--- start of AVAILABLE DATA ---

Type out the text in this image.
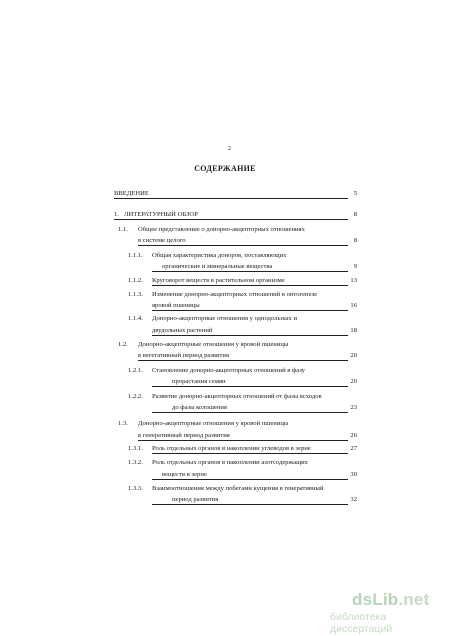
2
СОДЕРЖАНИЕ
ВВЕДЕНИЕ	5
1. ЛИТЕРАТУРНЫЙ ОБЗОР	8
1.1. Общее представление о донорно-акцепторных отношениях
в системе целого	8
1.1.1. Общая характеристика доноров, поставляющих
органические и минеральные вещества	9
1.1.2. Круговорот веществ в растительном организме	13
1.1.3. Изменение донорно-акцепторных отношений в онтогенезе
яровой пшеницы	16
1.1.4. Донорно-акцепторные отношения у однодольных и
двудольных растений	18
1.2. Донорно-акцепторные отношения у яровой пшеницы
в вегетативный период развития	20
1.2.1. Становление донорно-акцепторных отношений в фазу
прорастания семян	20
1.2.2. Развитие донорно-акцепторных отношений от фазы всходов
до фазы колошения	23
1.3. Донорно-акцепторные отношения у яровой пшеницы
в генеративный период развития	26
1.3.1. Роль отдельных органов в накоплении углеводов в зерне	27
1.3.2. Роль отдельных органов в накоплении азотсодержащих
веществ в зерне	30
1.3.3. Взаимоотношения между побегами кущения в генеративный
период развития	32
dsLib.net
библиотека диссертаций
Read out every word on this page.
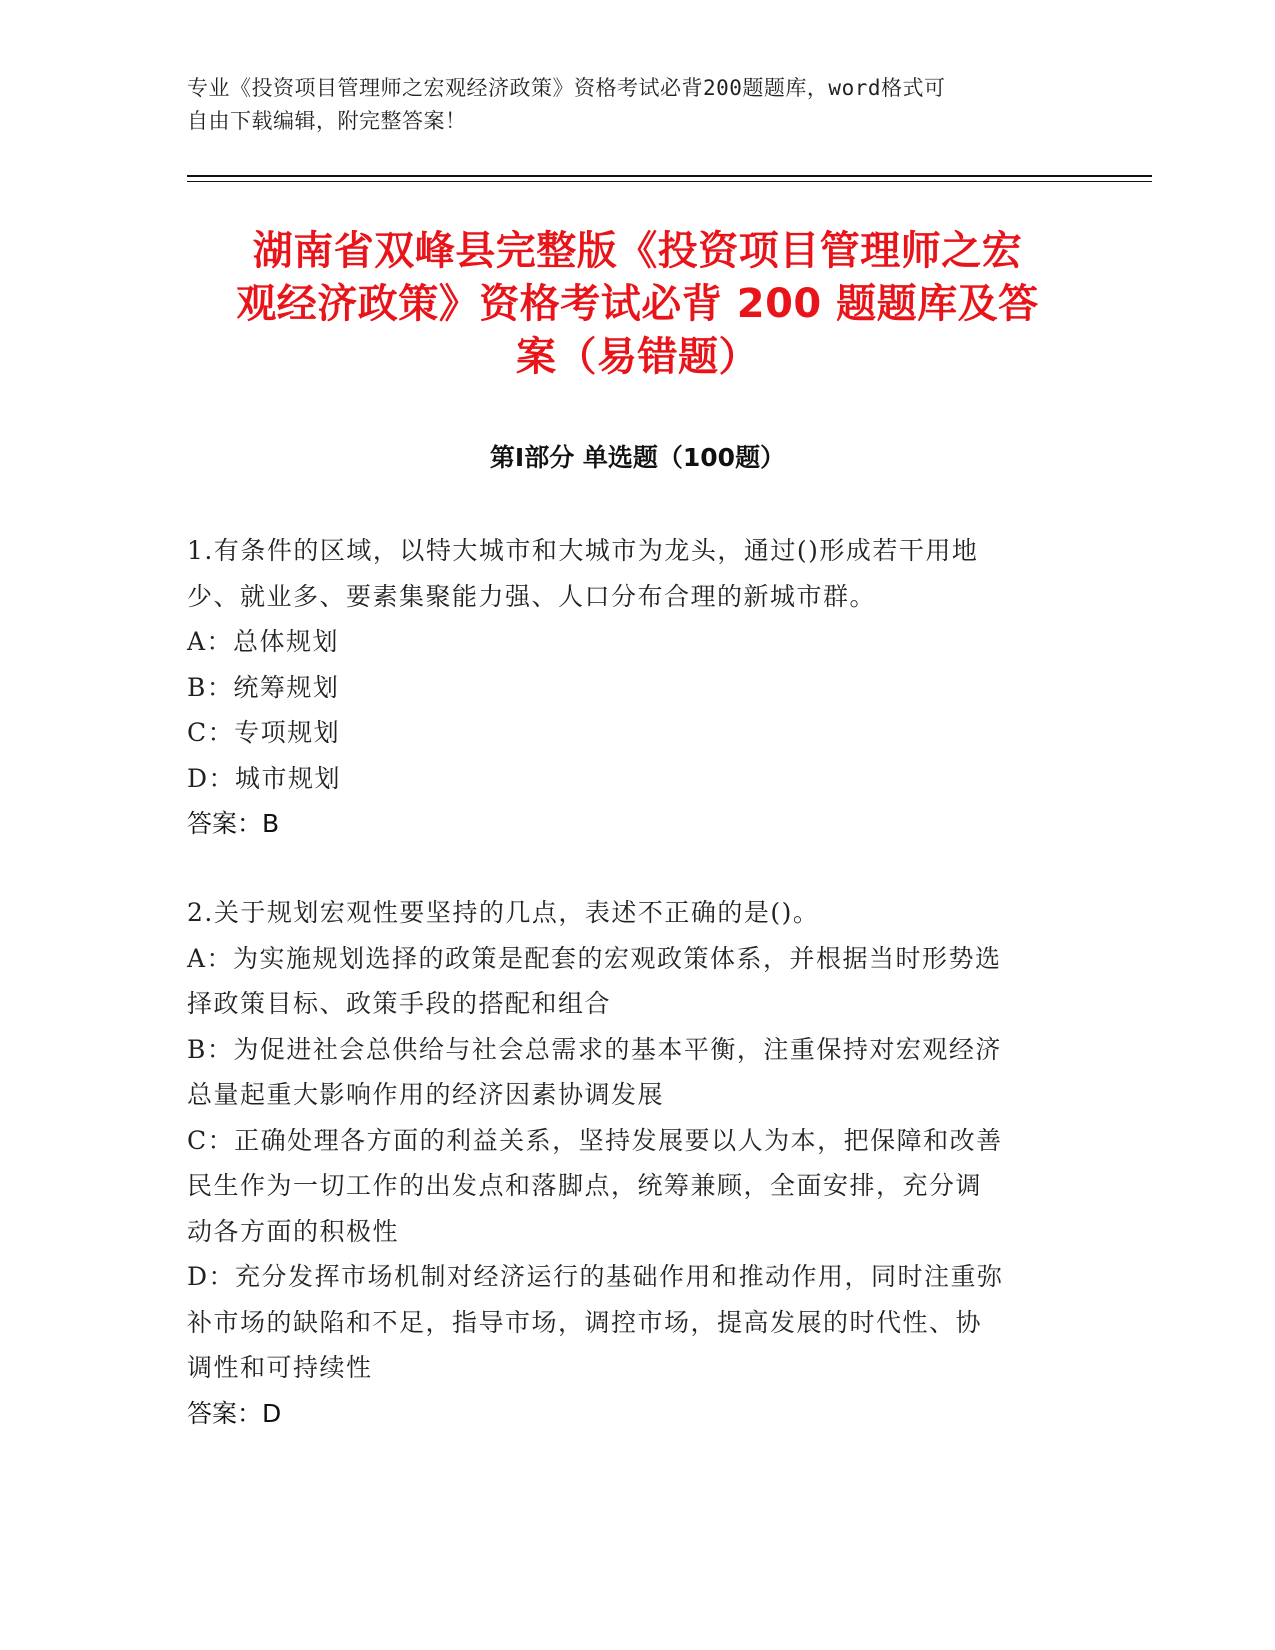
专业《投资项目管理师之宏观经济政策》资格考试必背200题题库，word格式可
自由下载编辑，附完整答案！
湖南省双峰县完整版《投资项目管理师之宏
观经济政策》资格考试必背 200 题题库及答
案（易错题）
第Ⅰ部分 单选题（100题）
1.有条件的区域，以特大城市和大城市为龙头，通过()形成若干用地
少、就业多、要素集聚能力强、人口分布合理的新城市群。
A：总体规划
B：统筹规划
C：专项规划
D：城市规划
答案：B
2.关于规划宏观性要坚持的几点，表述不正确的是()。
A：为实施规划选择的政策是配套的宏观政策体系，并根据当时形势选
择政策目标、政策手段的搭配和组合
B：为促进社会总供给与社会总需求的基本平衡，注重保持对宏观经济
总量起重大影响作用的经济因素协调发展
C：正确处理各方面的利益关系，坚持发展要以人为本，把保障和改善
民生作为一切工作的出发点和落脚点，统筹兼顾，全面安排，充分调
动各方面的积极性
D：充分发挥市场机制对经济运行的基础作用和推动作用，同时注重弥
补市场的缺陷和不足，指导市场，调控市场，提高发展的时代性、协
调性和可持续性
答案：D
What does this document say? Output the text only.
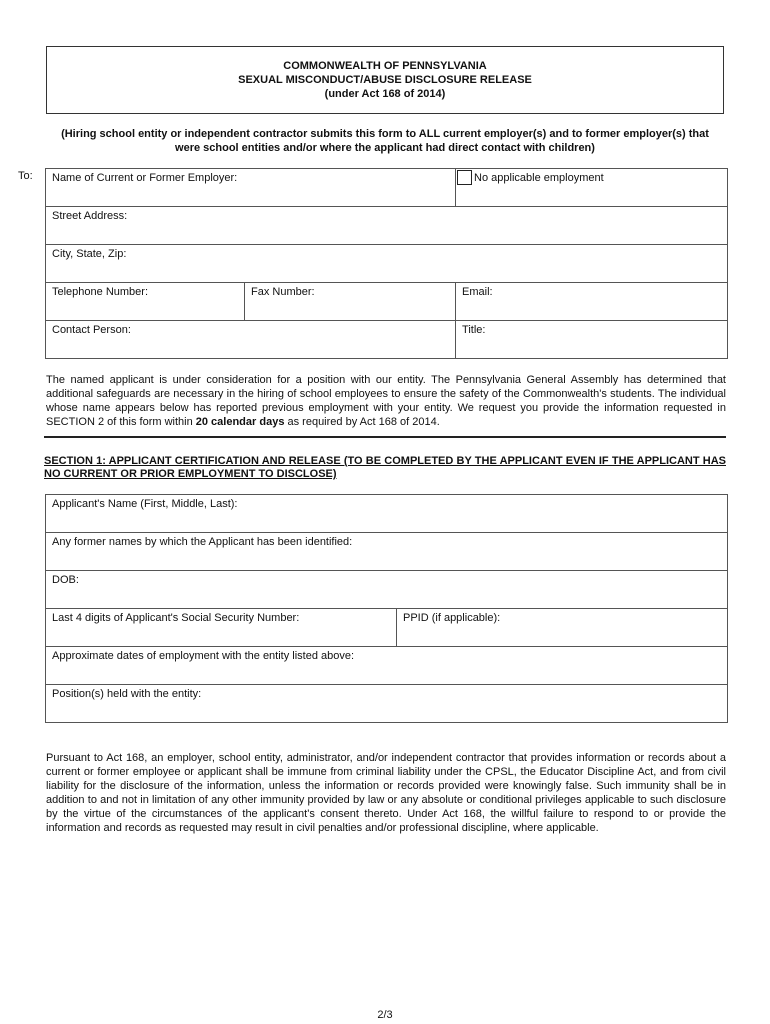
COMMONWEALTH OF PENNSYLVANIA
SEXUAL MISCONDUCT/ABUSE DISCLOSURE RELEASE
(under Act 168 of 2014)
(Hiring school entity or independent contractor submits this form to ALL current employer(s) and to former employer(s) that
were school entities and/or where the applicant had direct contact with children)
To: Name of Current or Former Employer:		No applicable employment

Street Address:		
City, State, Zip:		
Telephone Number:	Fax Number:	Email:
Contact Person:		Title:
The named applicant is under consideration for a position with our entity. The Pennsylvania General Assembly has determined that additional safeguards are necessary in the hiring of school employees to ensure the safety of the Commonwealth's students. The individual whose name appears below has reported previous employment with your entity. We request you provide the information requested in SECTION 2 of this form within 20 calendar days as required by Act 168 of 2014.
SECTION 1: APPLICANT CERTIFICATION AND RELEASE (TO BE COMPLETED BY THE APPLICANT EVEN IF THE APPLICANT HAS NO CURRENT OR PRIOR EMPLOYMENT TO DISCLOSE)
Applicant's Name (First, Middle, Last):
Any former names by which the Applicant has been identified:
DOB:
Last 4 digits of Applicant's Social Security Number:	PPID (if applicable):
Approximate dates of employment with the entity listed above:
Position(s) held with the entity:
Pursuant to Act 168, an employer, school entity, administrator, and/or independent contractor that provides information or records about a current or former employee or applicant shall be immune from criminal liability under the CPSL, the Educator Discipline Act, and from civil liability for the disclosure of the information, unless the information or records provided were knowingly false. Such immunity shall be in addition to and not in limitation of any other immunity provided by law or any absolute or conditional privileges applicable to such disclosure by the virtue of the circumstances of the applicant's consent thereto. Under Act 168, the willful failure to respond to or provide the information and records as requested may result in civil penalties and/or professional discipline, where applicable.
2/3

--- end of AVAILABLE DATA ---
--- start of AVAILABLE DATA ---

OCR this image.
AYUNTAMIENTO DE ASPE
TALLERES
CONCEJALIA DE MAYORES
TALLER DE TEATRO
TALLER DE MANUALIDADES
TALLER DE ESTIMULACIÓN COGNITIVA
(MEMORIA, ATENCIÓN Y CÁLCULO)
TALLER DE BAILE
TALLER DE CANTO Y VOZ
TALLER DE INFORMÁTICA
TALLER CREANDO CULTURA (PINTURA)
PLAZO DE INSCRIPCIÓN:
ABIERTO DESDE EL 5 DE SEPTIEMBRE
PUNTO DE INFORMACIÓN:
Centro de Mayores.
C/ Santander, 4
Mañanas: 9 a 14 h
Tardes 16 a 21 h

--- end of AVAILABLE DATA ---

*STATED PROBLEM:* Look through the material above and pick out each line holding the word "that".

*THE ANSWER:*
(Hiring school entity or independent contractor submits this form to ALL current employer(s) and to former employer(s) that
The named applicant is under consideration for a position with our entity. The Pennsylvania General Assembly has determined that additional safeguards are necessary in the hiring of school employees to ensure the safety of the Commonwealth's students. The individual whose name appears below has reported previous employment with your entity. We request you provide the information requested in SECTION 2 of this form within 20 calendar days as required by Act 168 of 2014.
Pursuant to Act 168, an employer, school entity, administrator, and/or independent contractor that provides information or records about a current or former employee or applicant shall be immune from criminal liability under the CPSL, the Educator Discipline Act, and from civil liability for the disclosure of the information, unless the information or records provided were knowingly false. Such immunity shall be in addition to and not in limitation of any other immunity provided by law or any absolute or conditional privileges applicable to such disclosure by the virtue of the circumstances of the applicant's consent thereto. Under Act 168, the willful failure to respond to or provide the information and records as requested may result in civil penalties and/or professional discipline, where applicable.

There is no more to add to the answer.